| WHAT IS REQUIRED |
Pick out every line of the entries below where "politică" occurs, and copy those lines.

+---+

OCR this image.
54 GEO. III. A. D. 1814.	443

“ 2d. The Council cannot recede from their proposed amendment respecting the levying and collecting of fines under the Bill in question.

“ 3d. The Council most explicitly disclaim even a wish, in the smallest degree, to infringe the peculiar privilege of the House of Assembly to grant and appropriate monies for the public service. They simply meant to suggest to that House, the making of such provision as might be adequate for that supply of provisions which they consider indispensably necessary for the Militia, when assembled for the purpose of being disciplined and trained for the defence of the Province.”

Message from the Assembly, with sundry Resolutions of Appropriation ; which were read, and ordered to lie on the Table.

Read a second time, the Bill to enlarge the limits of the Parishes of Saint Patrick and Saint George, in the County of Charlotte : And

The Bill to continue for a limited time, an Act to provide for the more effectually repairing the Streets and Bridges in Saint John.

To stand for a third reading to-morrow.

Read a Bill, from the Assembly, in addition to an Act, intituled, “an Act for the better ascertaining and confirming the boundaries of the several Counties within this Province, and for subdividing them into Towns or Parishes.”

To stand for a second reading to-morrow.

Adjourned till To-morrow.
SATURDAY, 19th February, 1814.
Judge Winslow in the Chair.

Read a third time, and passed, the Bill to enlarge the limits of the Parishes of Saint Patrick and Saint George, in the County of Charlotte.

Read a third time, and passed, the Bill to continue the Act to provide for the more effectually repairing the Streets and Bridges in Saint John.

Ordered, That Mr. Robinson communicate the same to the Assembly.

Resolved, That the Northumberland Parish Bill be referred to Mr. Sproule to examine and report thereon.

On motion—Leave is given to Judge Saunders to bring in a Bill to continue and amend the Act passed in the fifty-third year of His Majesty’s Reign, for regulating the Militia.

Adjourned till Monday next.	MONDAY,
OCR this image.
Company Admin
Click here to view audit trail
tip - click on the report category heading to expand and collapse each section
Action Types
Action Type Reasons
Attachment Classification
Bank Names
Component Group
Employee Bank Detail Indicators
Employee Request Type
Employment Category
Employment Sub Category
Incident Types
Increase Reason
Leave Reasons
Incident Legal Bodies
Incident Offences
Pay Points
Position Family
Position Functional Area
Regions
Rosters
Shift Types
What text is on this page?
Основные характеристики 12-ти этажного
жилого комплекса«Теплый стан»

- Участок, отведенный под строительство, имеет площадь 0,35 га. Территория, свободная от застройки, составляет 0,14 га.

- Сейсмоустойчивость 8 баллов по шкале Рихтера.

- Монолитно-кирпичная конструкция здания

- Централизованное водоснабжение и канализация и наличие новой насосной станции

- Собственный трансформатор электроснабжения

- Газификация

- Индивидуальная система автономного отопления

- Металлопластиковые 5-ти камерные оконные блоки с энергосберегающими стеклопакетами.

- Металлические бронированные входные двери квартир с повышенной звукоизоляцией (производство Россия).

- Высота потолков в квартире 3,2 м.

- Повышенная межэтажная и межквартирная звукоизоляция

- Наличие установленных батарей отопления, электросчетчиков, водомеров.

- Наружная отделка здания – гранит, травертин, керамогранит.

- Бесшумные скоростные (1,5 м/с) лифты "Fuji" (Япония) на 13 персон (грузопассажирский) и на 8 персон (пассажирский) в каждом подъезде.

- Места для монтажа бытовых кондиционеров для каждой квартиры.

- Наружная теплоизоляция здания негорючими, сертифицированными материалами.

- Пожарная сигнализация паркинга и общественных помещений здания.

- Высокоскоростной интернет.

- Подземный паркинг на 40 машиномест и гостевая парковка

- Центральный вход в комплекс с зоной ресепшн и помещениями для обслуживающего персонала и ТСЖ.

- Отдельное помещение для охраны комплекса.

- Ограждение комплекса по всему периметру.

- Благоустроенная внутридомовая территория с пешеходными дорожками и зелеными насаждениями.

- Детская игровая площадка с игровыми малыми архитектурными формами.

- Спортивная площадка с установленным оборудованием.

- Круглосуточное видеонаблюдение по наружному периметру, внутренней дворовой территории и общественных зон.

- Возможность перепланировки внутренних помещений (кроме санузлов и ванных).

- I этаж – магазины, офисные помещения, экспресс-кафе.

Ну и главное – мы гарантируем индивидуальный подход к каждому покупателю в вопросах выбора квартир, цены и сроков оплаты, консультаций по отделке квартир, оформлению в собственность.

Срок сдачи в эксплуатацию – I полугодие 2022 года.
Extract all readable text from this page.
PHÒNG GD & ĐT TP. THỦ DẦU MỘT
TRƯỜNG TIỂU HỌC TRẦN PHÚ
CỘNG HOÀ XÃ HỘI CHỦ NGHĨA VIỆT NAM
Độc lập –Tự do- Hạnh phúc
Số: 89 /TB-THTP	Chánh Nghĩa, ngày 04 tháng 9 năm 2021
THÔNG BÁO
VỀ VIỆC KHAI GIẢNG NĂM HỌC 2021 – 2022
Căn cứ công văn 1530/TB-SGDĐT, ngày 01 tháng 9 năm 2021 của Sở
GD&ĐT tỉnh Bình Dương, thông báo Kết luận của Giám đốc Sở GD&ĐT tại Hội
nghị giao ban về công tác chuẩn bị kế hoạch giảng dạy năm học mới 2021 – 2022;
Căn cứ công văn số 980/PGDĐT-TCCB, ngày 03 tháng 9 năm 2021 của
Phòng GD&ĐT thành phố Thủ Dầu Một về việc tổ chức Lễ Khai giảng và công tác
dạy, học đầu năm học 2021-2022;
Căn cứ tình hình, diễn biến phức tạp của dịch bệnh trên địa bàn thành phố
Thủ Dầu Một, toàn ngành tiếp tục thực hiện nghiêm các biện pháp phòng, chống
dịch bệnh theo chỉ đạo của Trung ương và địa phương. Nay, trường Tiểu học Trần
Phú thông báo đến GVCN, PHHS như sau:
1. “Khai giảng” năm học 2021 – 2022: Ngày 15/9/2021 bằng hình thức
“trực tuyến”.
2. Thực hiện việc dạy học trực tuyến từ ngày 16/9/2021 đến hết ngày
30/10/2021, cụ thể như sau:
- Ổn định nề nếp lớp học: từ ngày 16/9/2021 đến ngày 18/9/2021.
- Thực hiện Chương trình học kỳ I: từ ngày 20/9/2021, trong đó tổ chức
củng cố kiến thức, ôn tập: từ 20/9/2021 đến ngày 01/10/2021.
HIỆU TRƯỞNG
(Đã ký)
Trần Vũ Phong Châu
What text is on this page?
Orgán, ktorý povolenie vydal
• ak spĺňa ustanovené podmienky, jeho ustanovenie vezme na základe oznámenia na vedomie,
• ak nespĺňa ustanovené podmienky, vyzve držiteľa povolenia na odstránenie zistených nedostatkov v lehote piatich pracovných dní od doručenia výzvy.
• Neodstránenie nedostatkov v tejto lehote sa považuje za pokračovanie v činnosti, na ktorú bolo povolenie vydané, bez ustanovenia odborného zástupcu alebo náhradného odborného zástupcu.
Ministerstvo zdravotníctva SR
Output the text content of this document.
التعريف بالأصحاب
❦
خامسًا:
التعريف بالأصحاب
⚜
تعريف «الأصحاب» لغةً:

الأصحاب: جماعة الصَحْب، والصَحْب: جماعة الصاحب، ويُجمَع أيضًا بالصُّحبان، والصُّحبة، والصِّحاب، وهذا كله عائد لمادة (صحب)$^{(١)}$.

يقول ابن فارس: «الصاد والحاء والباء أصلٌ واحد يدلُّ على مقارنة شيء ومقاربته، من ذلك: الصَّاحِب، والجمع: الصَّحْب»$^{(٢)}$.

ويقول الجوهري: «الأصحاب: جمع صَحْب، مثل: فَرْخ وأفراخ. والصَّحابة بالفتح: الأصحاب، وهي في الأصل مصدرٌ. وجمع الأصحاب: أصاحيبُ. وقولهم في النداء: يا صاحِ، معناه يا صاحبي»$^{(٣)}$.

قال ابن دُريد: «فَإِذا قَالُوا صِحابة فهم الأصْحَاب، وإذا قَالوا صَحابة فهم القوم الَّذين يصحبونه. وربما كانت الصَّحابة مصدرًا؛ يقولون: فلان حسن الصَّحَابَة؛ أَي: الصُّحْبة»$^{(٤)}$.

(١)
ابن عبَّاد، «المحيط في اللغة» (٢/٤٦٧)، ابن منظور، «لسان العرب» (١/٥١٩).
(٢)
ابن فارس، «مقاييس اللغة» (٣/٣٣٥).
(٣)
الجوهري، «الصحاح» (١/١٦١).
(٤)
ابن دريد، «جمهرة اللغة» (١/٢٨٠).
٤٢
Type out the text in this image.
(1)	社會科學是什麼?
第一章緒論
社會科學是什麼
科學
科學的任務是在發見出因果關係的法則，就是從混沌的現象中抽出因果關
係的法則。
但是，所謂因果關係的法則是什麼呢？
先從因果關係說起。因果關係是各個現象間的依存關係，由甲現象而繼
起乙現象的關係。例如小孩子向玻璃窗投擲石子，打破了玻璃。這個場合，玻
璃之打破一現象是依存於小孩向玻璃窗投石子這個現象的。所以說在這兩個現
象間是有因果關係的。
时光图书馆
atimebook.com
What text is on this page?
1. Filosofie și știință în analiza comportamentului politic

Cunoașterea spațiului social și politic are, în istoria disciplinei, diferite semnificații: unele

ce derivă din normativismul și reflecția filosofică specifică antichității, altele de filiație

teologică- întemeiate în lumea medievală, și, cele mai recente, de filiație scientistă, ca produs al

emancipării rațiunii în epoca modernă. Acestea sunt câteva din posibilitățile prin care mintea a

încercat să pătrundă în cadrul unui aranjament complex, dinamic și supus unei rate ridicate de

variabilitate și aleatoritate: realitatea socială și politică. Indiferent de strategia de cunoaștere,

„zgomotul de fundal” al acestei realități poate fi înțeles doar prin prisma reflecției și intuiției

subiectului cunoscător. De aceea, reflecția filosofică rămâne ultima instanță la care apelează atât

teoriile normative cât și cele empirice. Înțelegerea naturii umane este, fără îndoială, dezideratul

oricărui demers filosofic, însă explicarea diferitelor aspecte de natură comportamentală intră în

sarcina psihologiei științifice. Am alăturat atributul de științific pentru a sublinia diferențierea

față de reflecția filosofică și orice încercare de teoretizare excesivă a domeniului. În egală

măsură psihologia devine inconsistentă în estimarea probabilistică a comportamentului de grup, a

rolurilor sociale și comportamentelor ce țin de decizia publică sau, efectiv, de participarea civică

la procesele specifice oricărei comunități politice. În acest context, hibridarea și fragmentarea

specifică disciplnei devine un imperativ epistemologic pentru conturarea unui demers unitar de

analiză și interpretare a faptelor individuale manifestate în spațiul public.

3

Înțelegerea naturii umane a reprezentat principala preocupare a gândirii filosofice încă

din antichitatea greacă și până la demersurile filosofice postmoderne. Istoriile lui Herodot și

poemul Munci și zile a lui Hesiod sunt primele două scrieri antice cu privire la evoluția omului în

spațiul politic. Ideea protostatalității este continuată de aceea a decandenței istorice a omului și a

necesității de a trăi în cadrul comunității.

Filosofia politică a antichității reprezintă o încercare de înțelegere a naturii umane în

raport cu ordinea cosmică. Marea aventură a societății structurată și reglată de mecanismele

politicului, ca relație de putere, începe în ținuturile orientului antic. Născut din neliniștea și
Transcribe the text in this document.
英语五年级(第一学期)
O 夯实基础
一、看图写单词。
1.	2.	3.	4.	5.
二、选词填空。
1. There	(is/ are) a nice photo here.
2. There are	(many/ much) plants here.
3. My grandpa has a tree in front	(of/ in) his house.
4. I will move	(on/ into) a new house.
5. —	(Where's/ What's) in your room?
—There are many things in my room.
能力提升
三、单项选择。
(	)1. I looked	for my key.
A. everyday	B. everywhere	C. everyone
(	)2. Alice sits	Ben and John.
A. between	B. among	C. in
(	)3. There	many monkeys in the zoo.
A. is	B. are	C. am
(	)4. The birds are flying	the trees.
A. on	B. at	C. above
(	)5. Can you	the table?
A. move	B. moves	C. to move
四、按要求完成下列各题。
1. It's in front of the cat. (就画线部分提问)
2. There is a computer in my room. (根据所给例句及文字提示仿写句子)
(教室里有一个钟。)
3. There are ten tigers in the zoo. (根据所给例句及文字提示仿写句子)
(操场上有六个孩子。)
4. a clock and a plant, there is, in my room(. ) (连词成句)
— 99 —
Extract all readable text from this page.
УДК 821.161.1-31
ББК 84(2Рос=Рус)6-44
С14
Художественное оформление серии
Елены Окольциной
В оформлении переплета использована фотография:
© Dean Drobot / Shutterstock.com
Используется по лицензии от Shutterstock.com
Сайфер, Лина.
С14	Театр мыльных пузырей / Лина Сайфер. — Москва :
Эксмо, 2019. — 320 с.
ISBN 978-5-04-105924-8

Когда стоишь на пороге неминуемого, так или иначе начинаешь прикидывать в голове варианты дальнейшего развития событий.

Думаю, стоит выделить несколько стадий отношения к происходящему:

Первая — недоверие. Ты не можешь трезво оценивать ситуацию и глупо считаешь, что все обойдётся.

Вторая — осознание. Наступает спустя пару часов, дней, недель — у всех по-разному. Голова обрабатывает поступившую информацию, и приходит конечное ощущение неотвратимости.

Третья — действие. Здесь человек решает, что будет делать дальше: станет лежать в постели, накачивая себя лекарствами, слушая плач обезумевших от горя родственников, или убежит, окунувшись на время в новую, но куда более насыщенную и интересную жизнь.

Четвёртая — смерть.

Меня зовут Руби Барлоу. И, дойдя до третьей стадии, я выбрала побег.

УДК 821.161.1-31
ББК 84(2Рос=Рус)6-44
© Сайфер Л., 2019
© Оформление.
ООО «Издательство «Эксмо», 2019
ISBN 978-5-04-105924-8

+---+

| THE COMPLETED TASK |
variabilitate și aleatoritate: realitatea socială și politică. Indiferent de strategia de cunoaștere,
Filosofia politică a antichității reprezintă o încercare de înțelegere a naturii umane în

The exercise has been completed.